# PROVIDED ENTRIES:
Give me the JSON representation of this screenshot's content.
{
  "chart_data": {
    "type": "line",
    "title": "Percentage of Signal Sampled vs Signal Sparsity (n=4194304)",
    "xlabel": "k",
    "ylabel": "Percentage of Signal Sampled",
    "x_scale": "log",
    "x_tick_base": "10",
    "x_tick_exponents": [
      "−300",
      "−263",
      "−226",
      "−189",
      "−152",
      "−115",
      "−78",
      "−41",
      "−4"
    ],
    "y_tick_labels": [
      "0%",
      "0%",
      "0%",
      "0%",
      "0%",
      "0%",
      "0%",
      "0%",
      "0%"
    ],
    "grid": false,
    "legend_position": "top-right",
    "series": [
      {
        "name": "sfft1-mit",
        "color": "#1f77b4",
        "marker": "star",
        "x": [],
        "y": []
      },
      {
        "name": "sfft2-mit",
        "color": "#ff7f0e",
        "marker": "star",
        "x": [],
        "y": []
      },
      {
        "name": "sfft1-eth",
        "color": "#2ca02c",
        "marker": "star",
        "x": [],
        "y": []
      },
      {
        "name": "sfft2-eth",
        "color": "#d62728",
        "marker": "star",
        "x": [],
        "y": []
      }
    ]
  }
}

# TASK TO CARRY OUT:
Copy out the data shown above without altering anything.

# TASK SOLUTION:
Give me the JSON representation of this screenshot's content.
{
  "chart_data": {
    "type": "line",
    "title": "Percentage of Signal Sampled vs Signal Sparsity (n=4194304)",
    "xlabel": "k",
    "ylabel": "Percentage of Signal Sampled",
    "x_scale": "log",
    "x_tick_base": "10",
    "x_tick_exponents": [
      "−300",
      "−263",
      "−226",
      "−189",
      "−152",
      "−115",
      "−78",
      "−41",
      "−4"
    ],
    "y_tick_labels": [
      "0%",
      "0%",
      "0%",
      "0%",
      "0%",
      "0%",
      "0%",
      "0%",
      "0%"
    ],
    "grid": false,
    "legend_position": "top-right",
    "series": [
      {
        "name": "sfft1-mit",
        "color": "#1f77b4",
        "marker": "star",
        "x": [],
        "y": []
      },
      {
        "name": "sfft2-mit",
        "color": "#ff7f0e",
        "marker": "star",
        "x": [],
        "y": []
      },
      {
        "name": "sfft1-eth",
        "color": "#2ca02c",
        "marker": "star",
        "x": [],
        "y": []
      },
      {
        "name": "sfft2-eth",
        "color": "#d62728",
        "marker": "star",
        "x": [],
        "y": []
      }
    ]
  }
}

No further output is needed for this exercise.